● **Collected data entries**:
↓↓↓

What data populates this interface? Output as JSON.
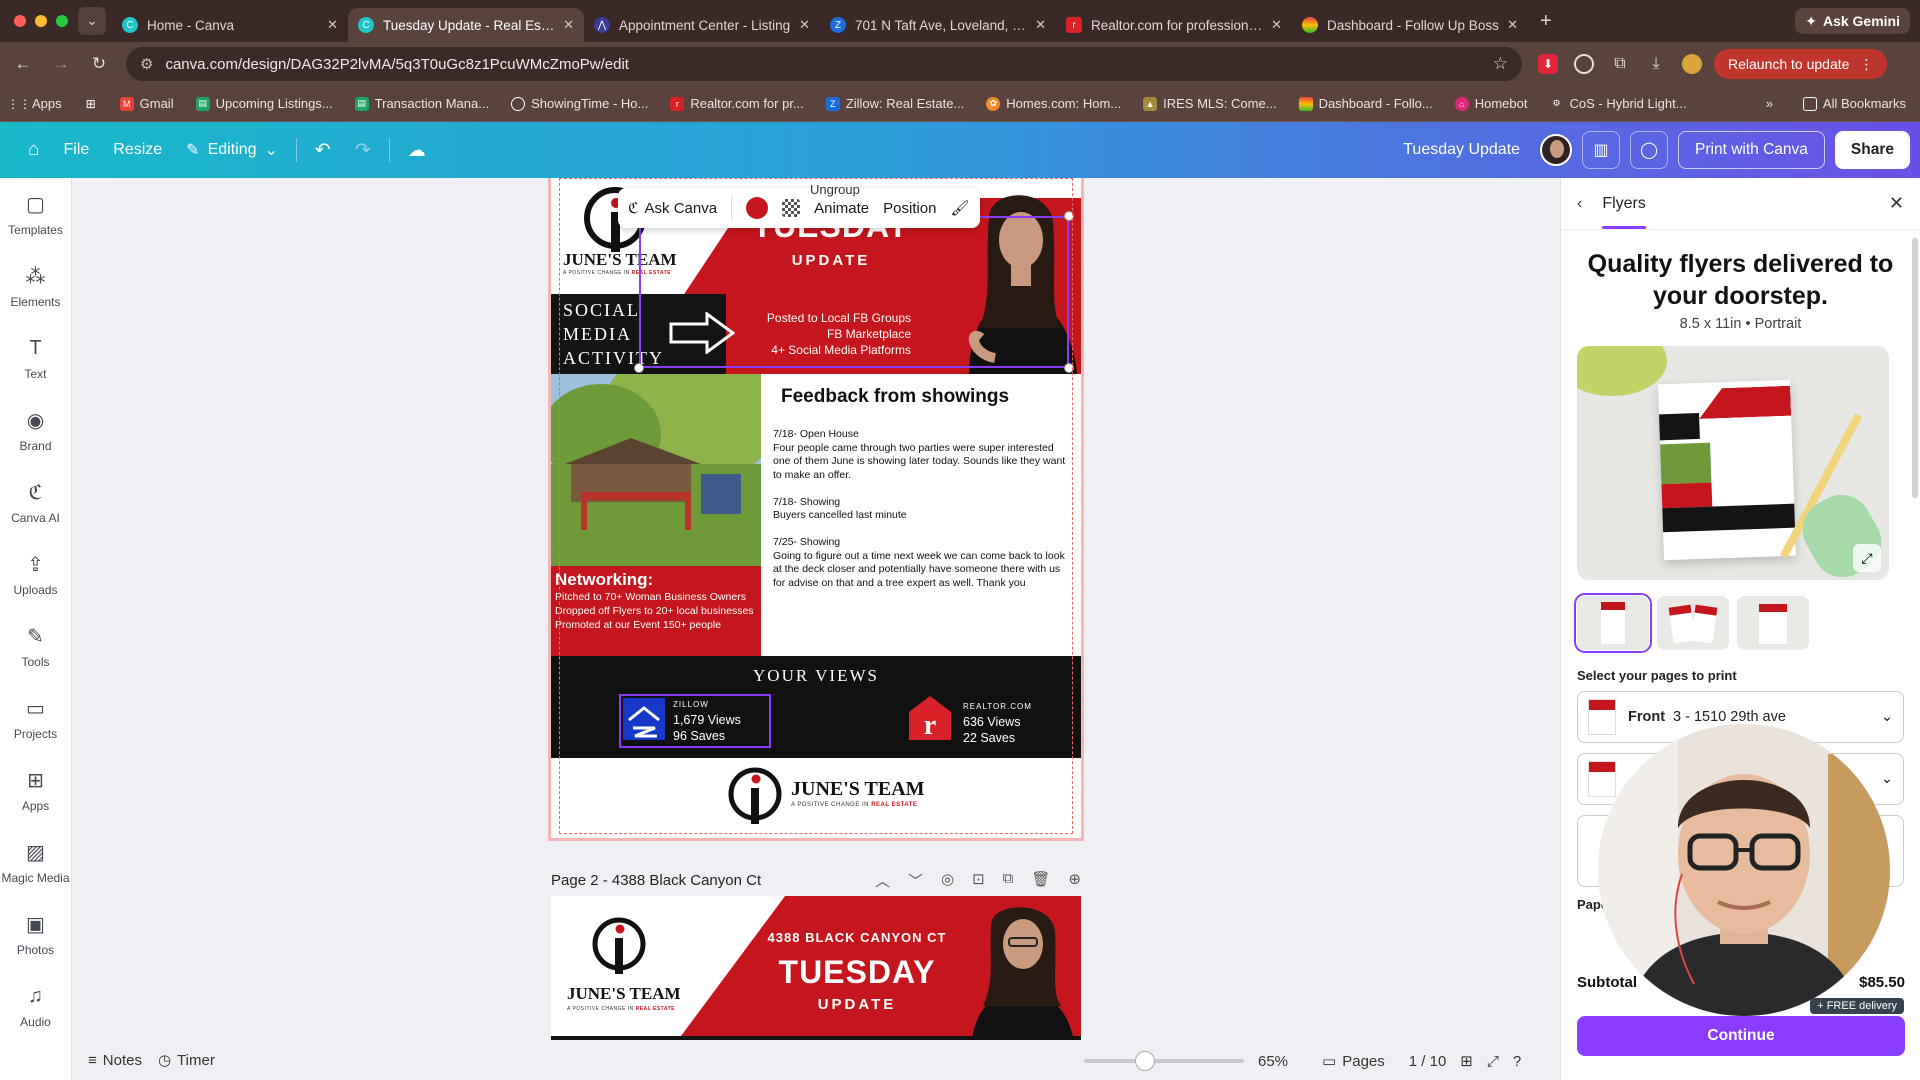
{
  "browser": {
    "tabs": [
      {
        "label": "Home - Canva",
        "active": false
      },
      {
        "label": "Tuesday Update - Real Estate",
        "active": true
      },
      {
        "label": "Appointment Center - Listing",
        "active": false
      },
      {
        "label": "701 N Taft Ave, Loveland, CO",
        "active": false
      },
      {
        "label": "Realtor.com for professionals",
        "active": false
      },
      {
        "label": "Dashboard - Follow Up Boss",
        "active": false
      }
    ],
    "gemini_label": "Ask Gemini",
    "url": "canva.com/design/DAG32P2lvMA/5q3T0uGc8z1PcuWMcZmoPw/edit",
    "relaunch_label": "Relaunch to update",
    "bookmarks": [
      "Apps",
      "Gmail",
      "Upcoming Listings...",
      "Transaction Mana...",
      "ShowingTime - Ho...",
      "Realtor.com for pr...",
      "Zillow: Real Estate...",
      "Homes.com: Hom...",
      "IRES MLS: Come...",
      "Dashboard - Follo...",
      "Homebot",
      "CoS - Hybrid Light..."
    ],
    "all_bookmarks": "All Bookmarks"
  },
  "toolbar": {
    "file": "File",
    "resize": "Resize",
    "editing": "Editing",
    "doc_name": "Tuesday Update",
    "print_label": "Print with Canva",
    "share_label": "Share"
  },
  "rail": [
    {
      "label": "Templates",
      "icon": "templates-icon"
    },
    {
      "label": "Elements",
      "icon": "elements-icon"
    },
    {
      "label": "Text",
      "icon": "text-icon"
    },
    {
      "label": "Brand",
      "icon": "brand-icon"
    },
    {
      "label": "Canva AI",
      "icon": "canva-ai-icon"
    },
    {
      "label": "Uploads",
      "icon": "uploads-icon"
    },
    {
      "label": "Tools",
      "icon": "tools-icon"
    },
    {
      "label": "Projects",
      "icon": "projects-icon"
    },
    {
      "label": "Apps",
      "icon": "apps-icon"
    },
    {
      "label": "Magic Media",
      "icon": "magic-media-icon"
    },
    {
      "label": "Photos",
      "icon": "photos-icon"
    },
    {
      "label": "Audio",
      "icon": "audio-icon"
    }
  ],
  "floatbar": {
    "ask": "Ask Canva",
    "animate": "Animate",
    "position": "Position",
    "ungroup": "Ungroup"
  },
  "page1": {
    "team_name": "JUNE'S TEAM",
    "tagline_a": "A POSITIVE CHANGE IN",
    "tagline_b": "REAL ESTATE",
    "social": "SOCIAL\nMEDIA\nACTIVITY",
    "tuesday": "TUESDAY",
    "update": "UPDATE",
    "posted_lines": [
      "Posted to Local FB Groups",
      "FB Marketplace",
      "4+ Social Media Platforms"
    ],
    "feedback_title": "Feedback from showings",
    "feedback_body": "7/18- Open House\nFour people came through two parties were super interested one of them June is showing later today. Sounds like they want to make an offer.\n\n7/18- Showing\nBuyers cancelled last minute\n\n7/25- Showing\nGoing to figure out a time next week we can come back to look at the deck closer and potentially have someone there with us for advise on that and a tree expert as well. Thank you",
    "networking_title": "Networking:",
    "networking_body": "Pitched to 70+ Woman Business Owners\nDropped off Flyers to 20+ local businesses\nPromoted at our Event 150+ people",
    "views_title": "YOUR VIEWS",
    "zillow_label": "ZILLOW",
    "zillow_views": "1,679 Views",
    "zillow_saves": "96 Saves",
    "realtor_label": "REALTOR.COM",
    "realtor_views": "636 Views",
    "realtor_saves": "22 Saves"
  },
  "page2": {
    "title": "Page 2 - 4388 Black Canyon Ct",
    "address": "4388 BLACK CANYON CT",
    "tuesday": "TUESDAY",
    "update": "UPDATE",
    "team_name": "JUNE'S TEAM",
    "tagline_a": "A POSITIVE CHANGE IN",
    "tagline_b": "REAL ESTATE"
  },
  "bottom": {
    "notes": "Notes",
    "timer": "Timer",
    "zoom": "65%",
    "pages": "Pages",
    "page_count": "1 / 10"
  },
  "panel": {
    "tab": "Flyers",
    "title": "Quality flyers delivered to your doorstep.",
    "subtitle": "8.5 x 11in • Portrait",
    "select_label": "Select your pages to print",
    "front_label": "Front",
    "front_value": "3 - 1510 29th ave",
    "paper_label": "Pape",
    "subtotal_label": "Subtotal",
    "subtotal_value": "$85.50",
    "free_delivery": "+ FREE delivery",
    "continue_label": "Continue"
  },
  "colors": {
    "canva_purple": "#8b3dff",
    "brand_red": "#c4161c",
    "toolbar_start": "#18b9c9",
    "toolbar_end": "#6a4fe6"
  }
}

↑↑↑
↓↓↓

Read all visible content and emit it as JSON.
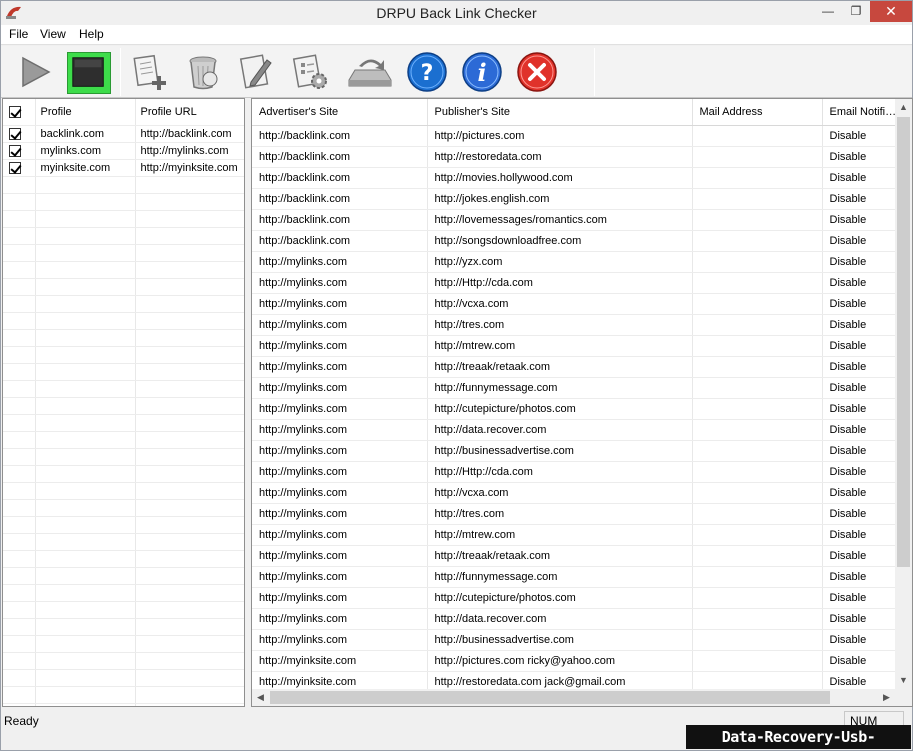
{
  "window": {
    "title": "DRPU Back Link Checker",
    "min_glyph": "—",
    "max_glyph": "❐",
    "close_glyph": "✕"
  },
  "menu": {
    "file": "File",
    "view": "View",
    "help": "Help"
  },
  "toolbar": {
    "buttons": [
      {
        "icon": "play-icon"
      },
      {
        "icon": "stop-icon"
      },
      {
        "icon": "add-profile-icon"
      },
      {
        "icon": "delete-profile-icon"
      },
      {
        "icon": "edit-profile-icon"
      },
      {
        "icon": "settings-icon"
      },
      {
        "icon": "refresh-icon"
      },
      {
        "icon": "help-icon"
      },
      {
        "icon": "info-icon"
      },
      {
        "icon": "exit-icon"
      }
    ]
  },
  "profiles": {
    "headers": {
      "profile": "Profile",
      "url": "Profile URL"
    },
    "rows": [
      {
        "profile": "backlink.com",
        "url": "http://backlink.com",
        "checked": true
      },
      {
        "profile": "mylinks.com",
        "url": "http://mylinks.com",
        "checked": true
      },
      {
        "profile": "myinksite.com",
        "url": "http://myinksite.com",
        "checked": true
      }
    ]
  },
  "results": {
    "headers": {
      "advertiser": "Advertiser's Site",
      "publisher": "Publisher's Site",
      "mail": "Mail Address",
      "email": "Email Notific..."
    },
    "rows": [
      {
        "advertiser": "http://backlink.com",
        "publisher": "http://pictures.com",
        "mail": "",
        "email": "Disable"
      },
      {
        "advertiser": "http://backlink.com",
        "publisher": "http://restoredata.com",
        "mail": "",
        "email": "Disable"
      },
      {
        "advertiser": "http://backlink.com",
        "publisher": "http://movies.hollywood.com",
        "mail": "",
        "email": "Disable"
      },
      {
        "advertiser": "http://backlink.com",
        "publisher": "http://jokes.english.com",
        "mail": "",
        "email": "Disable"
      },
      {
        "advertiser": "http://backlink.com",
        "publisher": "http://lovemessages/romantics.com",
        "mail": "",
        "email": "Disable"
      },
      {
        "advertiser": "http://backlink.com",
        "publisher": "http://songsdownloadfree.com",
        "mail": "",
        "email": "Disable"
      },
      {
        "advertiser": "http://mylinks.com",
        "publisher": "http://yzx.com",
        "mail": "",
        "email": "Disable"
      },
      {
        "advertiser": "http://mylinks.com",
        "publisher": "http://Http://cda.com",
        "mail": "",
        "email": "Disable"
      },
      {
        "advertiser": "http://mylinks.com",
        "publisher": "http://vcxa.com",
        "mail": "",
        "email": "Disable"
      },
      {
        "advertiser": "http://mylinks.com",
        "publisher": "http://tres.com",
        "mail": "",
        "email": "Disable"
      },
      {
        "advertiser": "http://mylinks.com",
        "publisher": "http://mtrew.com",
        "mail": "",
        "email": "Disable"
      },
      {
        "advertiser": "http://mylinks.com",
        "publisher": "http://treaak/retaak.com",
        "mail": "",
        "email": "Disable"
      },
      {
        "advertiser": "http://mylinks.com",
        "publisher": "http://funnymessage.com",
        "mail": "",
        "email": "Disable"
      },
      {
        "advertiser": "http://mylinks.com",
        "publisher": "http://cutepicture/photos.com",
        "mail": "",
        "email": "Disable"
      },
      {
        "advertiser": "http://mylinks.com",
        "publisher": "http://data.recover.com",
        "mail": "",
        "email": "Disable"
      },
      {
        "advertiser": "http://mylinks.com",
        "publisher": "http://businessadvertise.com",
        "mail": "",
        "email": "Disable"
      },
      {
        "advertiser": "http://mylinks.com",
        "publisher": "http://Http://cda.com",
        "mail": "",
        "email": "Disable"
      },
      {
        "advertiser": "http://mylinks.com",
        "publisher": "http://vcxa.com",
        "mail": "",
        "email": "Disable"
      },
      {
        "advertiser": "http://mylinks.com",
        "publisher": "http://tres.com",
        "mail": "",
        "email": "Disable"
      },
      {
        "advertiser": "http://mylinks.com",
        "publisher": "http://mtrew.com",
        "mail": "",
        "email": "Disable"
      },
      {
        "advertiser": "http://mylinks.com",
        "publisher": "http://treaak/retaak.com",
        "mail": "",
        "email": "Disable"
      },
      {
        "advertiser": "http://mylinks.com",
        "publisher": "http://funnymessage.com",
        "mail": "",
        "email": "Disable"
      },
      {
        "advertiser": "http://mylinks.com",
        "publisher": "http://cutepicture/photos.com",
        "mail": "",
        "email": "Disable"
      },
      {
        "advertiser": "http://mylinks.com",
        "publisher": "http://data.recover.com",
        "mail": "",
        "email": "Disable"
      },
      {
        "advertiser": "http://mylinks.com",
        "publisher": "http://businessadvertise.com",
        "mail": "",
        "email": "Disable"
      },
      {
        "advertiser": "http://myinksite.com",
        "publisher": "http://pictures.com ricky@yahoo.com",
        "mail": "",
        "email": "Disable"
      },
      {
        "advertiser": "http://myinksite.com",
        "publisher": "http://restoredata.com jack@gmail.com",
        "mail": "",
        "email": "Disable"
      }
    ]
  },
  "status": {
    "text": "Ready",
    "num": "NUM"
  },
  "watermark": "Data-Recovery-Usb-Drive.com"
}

↑↑↑

● **PROBLEM DETAILS**: Filter the listing for the word "pictures" and copy every line that holds it.

● **FULL RESPONSE**:
        "publisher": "http://pictures.com",
        "publisher": "http://pictures.com ricky@yahoo.com",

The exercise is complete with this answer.